■ **Raw records**
---

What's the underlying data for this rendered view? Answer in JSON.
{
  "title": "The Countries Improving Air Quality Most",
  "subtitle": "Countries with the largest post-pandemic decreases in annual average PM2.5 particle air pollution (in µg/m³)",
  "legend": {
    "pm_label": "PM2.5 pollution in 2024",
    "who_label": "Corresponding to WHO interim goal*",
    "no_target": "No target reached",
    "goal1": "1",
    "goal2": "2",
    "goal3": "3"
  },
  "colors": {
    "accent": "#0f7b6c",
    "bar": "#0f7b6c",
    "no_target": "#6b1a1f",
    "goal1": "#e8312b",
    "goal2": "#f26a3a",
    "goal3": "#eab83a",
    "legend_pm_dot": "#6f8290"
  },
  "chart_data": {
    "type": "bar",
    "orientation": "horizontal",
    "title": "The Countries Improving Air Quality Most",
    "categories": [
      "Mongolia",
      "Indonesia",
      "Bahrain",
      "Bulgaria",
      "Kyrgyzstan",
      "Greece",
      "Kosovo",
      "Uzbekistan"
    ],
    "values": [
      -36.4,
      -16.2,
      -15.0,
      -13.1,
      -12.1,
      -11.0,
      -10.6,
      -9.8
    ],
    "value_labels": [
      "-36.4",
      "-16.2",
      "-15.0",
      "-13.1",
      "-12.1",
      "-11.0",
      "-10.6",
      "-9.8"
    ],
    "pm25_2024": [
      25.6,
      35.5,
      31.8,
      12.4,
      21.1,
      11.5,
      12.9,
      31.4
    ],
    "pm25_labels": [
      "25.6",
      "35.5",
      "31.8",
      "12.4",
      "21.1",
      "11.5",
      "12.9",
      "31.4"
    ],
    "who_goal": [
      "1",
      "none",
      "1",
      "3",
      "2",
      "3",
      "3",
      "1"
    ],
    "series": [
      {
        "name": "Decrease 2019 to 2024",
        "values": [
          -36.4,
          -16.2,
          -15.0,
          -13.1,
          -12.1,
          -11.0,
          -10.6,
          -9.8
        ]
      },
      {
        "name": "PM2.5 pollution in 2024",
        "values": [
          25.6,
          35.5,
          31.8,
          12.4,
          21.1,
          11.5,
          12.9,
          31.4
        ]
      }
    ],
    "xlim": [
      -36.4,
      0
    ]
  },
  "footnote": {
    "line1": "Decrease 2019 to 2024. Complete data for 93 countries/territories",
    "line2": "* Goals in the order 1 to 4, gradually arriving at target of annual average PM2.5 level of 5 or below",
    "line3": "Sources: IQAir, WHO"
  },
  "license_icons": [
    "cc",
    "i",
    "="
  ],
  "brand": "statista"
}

---

■ **SET TASK**
Copy every line of the material, please, keeping it exactly the same.

■ **SOLUTION FOR THIS TASK**
What's the underlying data for this rendered view? Answer in JSON.
{
  "title": "The Countries Improving Air Quality Most",
  "subtitle": "Countries with the largest post-pandemic decreases in annual average PM2.5 particle air pollution (in µg/m³)",
  "legend": {
    "pm_label": "PM2.5 pollution in 2024",
    "who_label": "Corresponding to WHO interim goal*",
    "no_target": "No target reached",
    "goal1": "1",
    "goal2": "2",
    "goal3": "3"
  },
  "colors": {
    "accent": "#0f7b6c",
    "bar": "#0f7b6c",
    "no_target": "#6b1a1f",
    "goal1": "#e8312b",
    "goal2": "#f26a3a",
    "goal3": "#eab83a",
    "legend_pm_dot": "#6f8290"
  },
  "chart_data": {
    "type": "bar",
    "orientation": "horizontal",
    "title": "The Countries Improving Air Quality Most",
    "categories": [
      "Mongolia",
      "Indonesia",
      "Bahrain",
      "Bulgaria",
      "Kyrgyzstan",
      "Greece",
      "Kosovo",
      "Uzbekistan"
    ],
    "values": [
      -36.4,
      -16.2,
      -15.0,
      -13.1,
      -12.1,
      -11.0,
      -10.6,
      -9.8
    ],
    "value_labels": [
      "-36.4",
      "-16.2",
      "-15.0",
      "-13.1",
      "-12.1",
      "-11.0",
      "-10.6",
      "-9.8"
    ],
    "pm25_2024": [
      25.6,
      35.5,
      31.8,
      12.4,
      21.1,
      11.5,
      12.9,
      31.4
    ],
    "pm25_labels": [
      "25.6",
      "35.5",
      "31.8",
      "12.4",
      "21.1",
      "11.5",
      "12.9",
      "31.4"
    ],
    "who_goal": [
      "1",
      "none",
      "1",
      "3",
      "2",
      "3",
      "3",
      "1"
    ],
    "series": [
      {
        "name": "Decrease 2019 to 2024",
        "values": [
          -36.4,
          -16.2,
          -15.0,
          -13.1,
          -12.1,
          -11.0,
          -10.6,
          -9.8
        ]
      },
      {
        "name": "PM2.5 pollution in 2024",
        "values": [
          25.6,
          35.5,
          31.8,
          12.4,
          21.1,
          11.5,
          12.9,
          31.4
        ]
      }
    ],
    "xlim": [
      -36.4,
      0
    ]
  },
  "footnote": {
    "line1": "Decrease 2019 to 2024. Complete data for 93 countries/territories",
    "line2": "* Goals in the order 1 to 4, gradually arriving at target of annual average PM2.5 level of 5 or below",
    "line3": "Sources: IQAir, WHO"
  },
  "license_icons": [
    "cc",
    "i",
    "="
  ],
  "brand": "statista"
}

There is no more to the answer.